Exercise instructions: Rewrite the material from its first line through the line containing "point-far-right bbox=[472, 103, 483, 114]", changing "screenshot" to "image" and keeping everything else the same.

Records in a dataset
-- START --
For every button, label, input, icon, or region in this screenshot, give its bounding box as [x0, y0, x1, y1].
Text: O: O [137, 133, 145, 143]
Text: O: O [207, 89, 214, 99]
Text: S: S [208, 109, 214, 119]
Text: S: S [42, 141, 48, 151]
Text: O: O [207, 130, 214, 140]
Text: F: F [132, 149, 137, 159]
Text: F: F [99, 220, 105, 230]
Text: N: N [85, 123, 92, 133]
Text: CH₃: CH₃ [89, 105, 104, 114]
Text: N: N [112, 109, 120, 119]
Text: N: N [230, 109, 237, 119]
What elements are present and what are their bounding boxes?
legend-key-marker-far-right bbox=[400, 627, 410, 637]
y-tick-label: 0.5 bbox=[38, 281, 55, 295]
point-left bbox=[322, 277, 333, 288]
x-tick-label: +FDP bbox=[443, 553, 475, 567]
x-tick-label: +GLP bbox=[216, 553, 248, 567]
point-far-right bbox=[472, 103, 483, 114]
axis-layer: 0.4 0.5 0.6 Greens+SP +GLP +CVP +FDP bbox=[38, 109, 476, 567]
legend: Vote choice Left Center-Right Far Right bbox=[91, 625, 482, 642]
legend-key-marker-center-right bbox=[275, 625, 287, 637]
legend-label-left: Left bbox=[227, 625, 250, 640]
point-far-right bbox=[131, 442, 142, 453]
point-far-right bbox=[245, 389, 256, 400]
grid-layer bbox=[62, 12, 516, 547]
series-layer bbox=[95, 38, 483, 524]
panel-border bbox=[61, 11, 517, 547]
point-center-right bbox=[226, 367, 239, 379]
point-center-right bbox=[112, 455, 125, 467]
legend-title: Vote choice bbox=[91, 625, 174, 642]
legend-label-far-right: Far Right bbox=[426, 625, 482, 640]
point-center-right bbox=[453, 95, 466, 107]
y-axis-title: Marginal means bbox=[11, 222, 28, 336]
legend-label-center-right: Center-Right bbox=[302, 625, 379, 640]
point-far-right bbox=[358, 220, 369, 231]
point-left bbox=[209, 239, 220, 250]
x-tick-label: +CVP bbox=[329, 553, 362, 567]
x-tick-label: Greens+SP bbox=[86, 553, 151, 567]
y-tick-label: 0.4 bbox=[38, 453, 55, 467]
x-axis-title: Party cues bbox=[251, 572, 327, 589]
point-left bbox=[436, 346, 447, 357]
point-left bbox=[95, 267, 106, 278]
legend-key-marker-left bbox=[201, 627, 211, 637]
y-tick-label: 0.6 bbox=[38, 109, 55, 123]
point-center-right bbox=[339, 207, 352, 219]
-- END --
Finished exercise:
For every button, label, input, icon, or region in this image, give its bounding box as [x0, y0, x1, y1].
Text: O: O [137, 133, 145, 143]
Text: O: O [207, 89, 214, 99]
Text: S: S [208, 109, 214, 119]
Text: S: S [42, 141, 48, 151]
Text: O: O [207, 130, 214, 140]
Text: F: F [132, 149, 137, 159]
Text: F: F [99, 220, 105, 230]
Text: N: N [85, 123, 92, 133]
Text: CH₃: CH₃ [89, 105, 104, 114]
Text: N: N [112, 109, 120, 119]
Text: N: N [230, 109, 237, 119]
What elements are present and what are their bounding boxes?
legend-key-marker-far-right bbox=[400, 627, 410, 637]
y-tick-label: 0.5 bbox=[38, 281, 55, 295]
point-left bbox=[322, 277, 333, 288]
x-tick-label: +FDP bbox=[443, 553, 475, 567]
x-tick-label: +GLP bbox=[216, 553, 248, 567]
point-far-right bbox=[472, 103, 483, 114]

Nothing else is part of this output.